*Written request 1*:
Reproduce the dataset rows verbatim, from the first line of the listing up to and including the line containing "x-tick-label: Sonstige [703, 397, 754, 411]".

147. Memorandum From the President’s Special Assistant (Rostow) to President Johnson1

SUBJECT

  • Contingency Support For Sterling

At Tab A is Joe Fowler’s memo recommending an increase of $100 million in the funds he has available for market operations to support sterling.

What it comes down to is this.

Today’s increase in the discount rate is part of the last ditch British effort to hold the sterling rate. As you know, they moved strongly last year to support the pound: they deflated their economy, cut down foreign commitments and borrowed heavily abroad.

The program worked well through the first quarter of this year. They were able to pay off more than $1 billion in debt. Then they ran into bad luck:

  • —disappointing exports, largely because of the recession on the continent;
  • —the Middle East crisis and the closure of the Canal;
  • —rising interest rates elsewhere while theirs were going down.

They began to lose reserves and had to draw heavily on their line of short term credits.

The increase in the bank rate is designed to draw funds back to London. The market’s initial reaction was slightly disappointing because some expected a higher increase in the rate. But sterling is holding steady because of support operations.

Through selective and carefully timed actions, we have operated successfully in the market in the past to keep the rate from worsening on bad news or to strengthen it on good news. We do so at our own discretion but in cooperation with the British.

We now have $160 million available for this purpose. Fowler recommends that you authorize him to make $100 million more available out of the Exchange Stabilization Fund. This would give the necessary leeway to have a maximum impact on the market—either to continue defensive operations or to take advantage of favorable opportunities.

These funds are guaranteed against loss from devaluation. There is no balance of payments effect. If the funds are used, it would in effect amount to an increase in our lending to the U.K.

This is a contingency investment that could be used very effectively to support sterling. I believe Fowler’s proposal makes sense. Deming, Okun, Daane and Fried who have gone into it carefully concur in the recommendation.

*Written request 2*:
Decide whether each statement agrees with the sterling memo. Answer yes or no, and quote the deciding words from the memo.
(a) Fowler recommends making $100 million more available out of the Exchange Stabilization Fund.
(b) The proposed funds would have a balance of payments effect.
(c) The British program ran into trouble during the first quarter of the year.

[Dataset rows]
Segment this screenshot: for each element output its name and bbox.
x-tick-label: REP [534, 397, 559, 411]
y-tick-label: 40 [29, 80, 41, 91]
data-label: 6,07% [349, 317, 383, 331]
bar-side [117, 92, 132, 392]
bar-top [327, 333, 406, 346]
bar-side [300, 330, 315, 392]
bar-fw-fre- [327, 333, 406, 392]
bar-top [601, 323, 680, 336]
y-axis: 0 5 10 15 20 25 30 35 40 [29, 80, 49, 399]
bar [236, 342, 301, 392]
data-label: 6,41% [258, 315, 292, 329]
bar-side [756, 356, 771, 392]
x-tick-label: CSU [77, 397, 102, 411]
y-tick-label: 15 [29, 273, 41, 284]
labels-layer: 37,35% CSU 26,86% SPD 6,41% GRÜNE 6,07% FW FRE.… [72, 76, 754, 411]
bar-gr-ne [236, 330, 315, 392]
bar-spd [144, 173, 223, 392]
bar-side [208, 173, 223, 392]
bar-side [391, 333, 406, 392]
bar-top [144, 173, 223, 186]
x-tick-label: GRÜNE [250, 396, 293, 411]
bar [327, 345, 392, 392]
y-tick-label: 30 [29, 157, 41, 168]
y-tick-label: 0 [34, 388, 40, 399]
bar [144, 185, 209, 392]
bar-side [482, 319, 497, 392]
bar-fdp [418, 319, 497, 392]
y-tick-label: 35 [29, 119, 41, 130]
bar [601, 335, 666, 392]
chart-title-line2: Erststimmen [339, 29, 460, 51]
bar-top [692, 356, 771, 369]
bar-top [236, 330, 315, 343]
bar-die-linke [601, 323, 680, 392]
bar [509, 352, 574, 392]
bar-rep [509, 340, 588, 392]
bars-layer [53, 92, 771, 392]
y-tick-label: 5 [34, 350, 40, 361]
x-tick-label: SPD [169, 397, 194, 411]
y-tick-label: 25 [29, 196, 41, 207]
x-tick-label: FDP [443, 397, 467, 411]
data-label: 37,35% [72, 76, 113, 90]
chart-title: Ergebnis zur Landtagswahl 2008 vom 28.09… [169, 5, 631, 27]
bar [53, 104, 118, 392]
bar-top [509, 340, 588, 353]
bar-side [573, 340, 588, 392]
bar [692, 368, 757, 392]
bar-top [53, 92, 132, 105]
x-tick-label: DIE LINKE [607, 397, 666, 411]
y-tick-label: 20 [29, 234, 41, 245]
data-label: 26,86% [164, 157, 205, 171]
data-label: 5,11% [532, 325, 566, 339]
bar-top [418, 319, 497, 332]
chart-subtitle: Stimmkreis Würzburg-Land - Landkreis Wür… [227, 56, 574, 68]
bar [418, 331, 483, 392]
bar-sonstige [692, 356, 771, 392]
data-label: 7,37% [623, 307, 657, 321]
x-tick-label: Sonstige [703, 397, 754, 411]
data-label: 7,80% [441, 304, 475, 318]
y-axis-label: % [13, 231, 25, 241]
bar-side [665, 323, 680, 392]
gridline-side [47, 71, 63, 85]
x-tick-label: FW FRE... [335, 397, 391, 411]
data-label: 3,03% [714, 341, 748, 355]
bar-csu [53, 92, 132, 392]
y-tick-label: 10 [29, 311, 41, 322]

*Full answer 1*:
Segment this screenshot: for each element output its name and bbox.
x-tick-label: REP [534, 397, 559, 411]
y-tick-label: 40 [29, 80, 41, 91]
data-label: 6,07% [349, 317, 383, 331]
bar-side [117, 92, 132, 392]
bar-top [327, 333, 406, 346]
bar-side [300, 330, 315, 392]
bar-fw-fre- [327, 333, 406, 392]
bar-top [601, 323, 680, 336]
y-axis: 0 5 10 15 20 25 30 35 40 [29, 80, 49, 399]
bar [236, 342, 301, 392]
data-label: 6,41% [258, 315, 292, 329]
bar-side [756, 356, 771, 392]
x-tick-label: CSU [77, 397, 102, 411]
y-tick-label: 15 [29, 273, 41, 284]
labels-layer: 37,35% CSU 26,86% SPD 6,41% GRÜNE 6,07% FW FRE.… [72, 76, 754, 411]
bar-gr-ne [236, 330, 315, 392]
bar-spd [144, 173, 223, 392]
bar-side [208, 173, 223, 392]
bar-side [391, 333, 406, 392]
bar-top [144, 173, 223, 186]
x-tick-label: GRÜNE [250, 396, 293, 411]
bar [327, 345, 392, 392]
y-tick-label: 30 [29, 157, 41, 168]
y-tick-label: 0 [34, 388, 40, 399]
bar [144, 185, 209, 392]
bar-side [482, 319, 497, 392]
bar-fdp [418, 319, 497, 392]
y-tick-label: 35 [29, 119, 41, 130]
bar [601, 335, 666, 392]
chart-title-line2: Erststimmen [339, 29, 460, 51]
bar-top [692, 356, 771, 369]
bar-top [236, 330, 315, 343]
bar-die-linke [601, 323, 680, 392]
bar [509, 352, 574, 392]
bar-rep [509, 340, 588, 392]
bars-layer [53, 92, 771, 392]
y-tick-label: 5 [34, 350, 40, 361]
x-tick-label: SPD [169, 397, 194, 411]
y-tick-label: 25 [29, 196, 41, 207]
x-tick-label: FDP [443, 397, 467, 411]
data-label: 37,35% [72, 76, 113, 90]
chart-title: Ergebnis zur Landtagswahl 2008 vom 28.09… [169, 5, 631, 27]
bar [53, 104, 118, 392]
bar-top [509, 340, 588, 353]
bar-side [573, 340, 588, 392]
bar [692, 368, 757, 392]
bar-top [53, 92, 132, 105]
x-tick-label: DIE LINKE [607, 397, 666, 411]
y-tick-label: 20 [29, 234, 41, 245]
data-label: 26,86% [164, 157, 205, 171]
data-label: 5,11% [532, 325, 566, 339]
bar-top [418, 319, 497, 332]
chart-subtitle: Stimmkreis Würzburg-Land - Landkreis Wür… [227, 56, 574, 68]
bar [418, 331, 483, 392]
bar-sonstige [692, 356, 771, 392]
data-label: 7,37% [623, 307, 657, 321]
x-tick-label: Sonstige [703, 397, 754, 411]

*Full answer 2*:
(a) Yes: "Fowler recommends that you authorize him to make $100 million more available out of the Exchange Stabilization Fund."
(b) No: "There is no balance of payments effect."
(c) No: "The program worked well through the first quarter of this year."